### Supplied information
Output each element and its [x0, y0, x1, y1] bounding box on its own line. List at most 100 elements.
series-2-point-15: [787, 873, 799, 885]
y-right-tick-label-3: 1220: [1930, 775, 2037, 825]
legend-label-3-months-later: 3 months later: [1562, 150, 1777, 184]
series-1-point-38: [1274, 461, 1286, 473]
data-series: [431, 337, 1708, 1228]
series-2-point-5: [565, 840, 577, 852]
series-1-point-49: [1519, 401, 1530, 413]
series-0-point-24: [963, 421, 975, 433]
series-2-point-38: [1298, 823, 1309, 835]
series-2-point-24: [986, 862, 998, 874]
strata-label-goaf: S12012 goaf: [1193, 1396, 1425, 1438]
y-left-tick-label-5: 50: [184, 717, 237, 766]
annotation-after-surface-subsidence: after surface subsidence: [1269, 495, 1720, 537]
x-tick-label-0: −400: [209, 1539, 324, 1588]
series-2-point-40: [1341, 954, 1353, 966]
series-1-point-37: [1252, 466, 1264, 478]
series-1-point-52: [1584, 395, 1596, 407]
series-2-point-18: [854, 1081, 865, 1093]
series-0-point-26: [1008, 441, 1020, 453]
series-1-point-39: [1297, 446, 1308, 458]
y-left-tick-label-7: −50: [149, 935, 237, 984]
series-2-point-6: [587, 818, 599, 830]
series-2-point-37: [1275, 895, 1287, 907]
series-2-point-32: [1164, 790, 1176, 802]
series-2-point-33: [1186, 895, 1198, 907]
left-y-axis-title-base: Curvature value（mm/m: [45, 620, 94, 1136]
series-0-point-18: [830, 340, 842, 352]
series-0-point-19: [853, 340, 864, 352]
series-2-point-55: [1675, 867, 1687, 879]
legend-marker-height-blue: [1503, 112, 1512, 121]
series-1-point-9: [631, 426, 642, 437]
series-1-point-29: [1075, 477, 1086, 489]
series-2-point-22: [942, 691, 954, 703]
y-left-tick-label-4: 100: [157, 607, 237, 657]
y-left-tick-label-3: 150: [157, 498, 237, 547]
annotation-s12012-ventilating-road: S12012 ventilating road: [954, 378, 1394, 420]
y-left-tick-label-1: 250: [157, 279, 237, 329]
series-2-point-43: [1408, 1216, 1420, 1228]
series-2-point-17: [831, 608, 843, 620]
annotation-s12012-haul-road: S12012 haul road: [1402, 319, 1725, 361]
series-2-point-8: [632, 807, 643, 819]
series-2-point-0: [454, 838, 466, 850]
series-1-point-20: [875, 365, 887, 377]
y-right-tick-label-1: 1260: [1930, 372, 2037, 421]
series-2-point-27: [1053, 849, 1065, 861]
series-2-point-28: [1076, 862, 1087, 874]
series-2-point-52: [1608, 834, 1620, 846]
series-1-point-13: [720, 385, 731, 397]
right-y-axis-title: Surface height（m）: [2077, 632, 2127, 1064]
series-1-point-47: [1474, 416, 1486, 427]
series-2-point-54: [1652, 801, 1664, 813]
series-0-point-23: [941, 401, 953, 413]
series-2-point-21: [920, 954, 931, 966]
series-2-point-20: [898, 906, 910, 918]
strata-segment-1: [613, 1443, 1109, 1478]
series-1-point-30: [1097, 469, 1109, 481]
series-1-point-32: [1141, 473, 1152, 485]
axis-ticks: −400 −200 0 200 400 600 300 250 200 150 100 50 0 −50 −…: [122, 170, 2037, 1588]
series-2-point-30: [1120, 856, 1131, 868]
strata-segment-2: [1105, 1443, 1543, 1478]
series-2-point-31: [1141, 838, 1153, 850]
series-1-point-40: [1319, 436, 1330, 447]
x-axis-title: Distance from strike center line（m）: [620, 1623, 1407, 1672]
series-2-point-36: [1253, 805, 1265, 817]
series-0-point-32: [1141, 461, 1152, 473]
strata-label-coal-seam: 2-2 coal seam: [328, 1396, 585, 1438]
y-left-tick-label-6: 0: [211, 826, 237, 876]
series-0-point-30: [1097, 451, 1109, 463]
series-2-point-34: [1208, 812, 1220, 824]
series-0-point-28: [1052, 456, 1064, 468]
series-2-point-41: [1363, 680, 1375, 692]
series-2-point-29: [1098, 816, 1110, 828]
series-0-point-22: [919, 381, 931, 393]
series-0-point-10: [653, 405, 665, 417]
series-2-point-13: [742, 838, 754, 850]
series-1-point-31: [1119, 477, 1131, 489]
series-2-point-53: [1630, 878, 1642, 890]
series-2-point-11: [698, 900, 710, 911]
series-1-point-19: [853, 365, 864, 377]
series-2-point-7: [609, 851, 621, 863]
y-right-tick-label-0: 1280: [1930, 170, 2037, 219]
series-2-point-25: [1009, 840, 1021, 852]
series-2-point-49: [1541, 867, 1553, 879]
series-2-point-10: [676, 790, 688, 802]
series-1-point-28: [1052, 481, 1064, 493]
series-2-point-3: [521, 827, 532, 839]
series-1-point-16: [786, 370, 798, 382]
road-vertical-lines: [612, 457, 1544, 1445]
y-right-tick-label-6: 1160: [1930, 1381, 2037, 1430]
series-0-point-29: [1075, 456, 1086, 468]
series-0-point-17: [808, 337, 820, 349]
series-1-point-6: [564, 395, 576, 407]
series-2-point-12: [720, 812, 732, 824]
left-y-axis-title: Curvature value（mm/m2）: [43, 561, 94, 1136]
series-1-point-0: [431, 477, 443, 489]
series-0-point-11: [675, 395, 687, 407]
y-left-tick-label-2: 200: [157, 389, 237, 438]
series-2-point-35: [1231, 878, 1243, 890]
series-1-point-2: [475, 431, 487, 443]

### Problem to work on
Copy the material above line for line, leaving every character unchanged.

### Output below
Output each element and its [x0, y0, x1, y1] bounding box on its own line. List at most 100 elements.
series-2-point-15: [787, 873, 799, 885]
y-right-tick-label-3: 1220: [1930, 775, 2037, 825]
legend-label-3-months-later: 3 months later: [1562, 150, 1777, 184]
series-1-point-38: [1274, 461, 1286, 473]
data-series: [431, 337, 1708, 1228]
series-2-point-5: [565, 840, 577, 852]
series-1-point-49: [1519, 401, 1530, 413]
series-0-point-24: [963, 421, 975, 433]
series-2-point-38: [1298, 823, 1309, 835]
series-2-point-24: [986, 862, 998, 874]
strata-label-goaf: S12012 goaf: [1193, 1396, 1425, 1438]
y-left-tick-label-5: 50: [184, 717, 237, 766]
annotation-after-surface-subsidence: after surface subsidence: [1269, 495, 1720, 537]
x-tick-label-0: −400: [209, 1539, 324, 1588]
series-2-point-40: [1341, 954, 1353, 966]
series-1-point-37: [1252, 466, 1264, 478]
series-1-point-52: [1584, 395, 1596, 407]
series-2-point-18: [854, 1081, 865, 1093]
series-0-point-26: [1008, 441, 1020, 453]
series-1-point-39: [1297, 446, 1308, 458]
y-left-tick-label-7: −50: [149, 935, 237, 984]
series-2-point-6: [587, 818, 599, 830]
series-2-point-37: [1275, 895, 1287, 907]
series-2-point-32: [1164, 790, 1176, 802]
series-2-point-33: [1186, 895, 1198, 907]
left-y-axis-title-base: Curvature value（mm/m: [45, 620, 94, 1136]
series-0-point-18: [830, 340, 842, 352]
series-0-point-19: [853, 340, 864, 352]
series-2-point-55: [1675, 867, 1687, 879]
legend-marker-height-blue: [1503, 112, 1512, 121]
series-1-point-9: [631, 426, 642, 437]
series-1-point-29: [1075, 477, 1086, 489]
series-2-point-22: [942, 691, 954, 703]
y-left-tick-label-4: 100: [157, 607, 237, 657]
y-left-tick-label-3: 150: [157, 498, 237, 547]
annotation-s12012-ventilating-road: S12012 ventilating road: [954, 378, 1394, 420]
y-left-tick-label-1: 250: [157, 279, 237, 329]
series-2-point-43: [1408, 1216, 1420, 1228]
series-2-point-17: [831, 608, 843, 620]
annotation-s12012-haul-road: S12012 haul road: [1402, 319, 1725, 361]
series-2-point-8: [632, 807, 643, 819]
series-2-point-0: [454, 838, 466, 850]
series-1-point-20: [875, 365, 887, 377]
y-right-tick-label-1: 1260: [1930, 372, 2037, 421]
series-2-point-27: [1053, 849, 1065, 861]
series-2-point-28: [1076, 862, 1087, 874]
series-2-point-52: [1608, 834, 1620, 846]
series-1-point-13: [720, 385, 731, 397]
right-y-axis-title: Surface height（m）: [2077, 632, 2127, 1064]
series-1-point-47: [1474, 416, 1486, 427]
series-2-point-54: [1652, 801, 1664, 813]
series-0-point-23: [941, 401, 953, 413]
series-2-point-21: [920, 954, 931, 966]
series-2-point-20: [898, 906, 910, 918]
strata-segment-1: [613, 1443, 1109, 1478]
series-1-point-30: [1097, 469, 1109, 481]
series-1-point-32: [1141, 473, 1152, 485]
axis-ticks: −400 −200 0 200 400 600 300 250 200 150 100 50 0 −50 −…: [122, 170, 2037, 1588]
series-2-point-30: [1120, 856, 1131, 868]
strata-segment-2: [1105, 1443, 1543, 1478]
series-2-point-31: [1141, 838, 1153, 850]
series-1-point-40: [1319, 436, 1330, 447]
x-axis-title: Distance from strike center line（m）: [620, 1623, 1407, 1672]
series-2-point-36: [1253, 805, 1265, 817]
series-0-point-32: [1141, 461, 1152, 473]
strata-label-coal-seam: 2-2 coal seam: [328, 1396, 585, 1438]
y-left-tick-label-6: 0: [211, 826, 237, 876]
series-0-point-30: [1097, 451, 1109, 463]
series-2-point-34: [1208, 812, 1220, 824]
series-0-point-28: [1052, 456, 1064, 468]
series-2-point-41: [1363, 680, 1375, 692]
series-2-point-29: [1098, 816, 1110, 828]
series-0-point-22: [919, 381, 931, 393]
series-0-point-10: [653, 405, 665, 417]
series-2-point-13: [742, 838, 754, 850]
series-1-point-31: [1119, 477, 1131, 489]
series-2-point-53: [1630, 878, 1642, 890]
series-2-point-11: [698, 900, 710, 911]
series-1-point-19: [853, 365, 864, 377]
series-2-point-7: [609, 851, 621, 863]
y-right-tick-label-0: 1280: [1930, 170, 2037, 219]
series-2-point-25: [1009, 840, 1021, 852]
series-2-point-49: [1541, 867, 1553, 879]
series-2-point-10: [676, 790, 688, 802]
series-1-point-28: [1052, 481, 1064, 493]
series-2-point-3: [521, 827, 532, 839]
series-1-point-16: [786, 370, 798, 382]
road-vertical-lines: [612, 457, 1544, 1445]
y-right-tick-label-6: 1160: [1930, 1381, 2037, 1430]
series-0-point-29: [1075, 456, 1086, 468]
series-0-point-17: [808, 337, 820, 349]
series-1-point-6: [564, 395, 576, 407]
series-2-point-12: [720, 812, 732, 824]
left-y-axis-title: Curvature value（mm/m2）: [43, 561, 94, 1136]
series-1-point-0: [431, 477, 443, 489]
series-0-point-11: [675, 395, 687, 407]
y-left-tick-label-2: 200: [157, 389, 237, 438]
series-2-point-35: [1231, 878, 1243, 890]
series-1-point-2: [475, 431, 487, 443]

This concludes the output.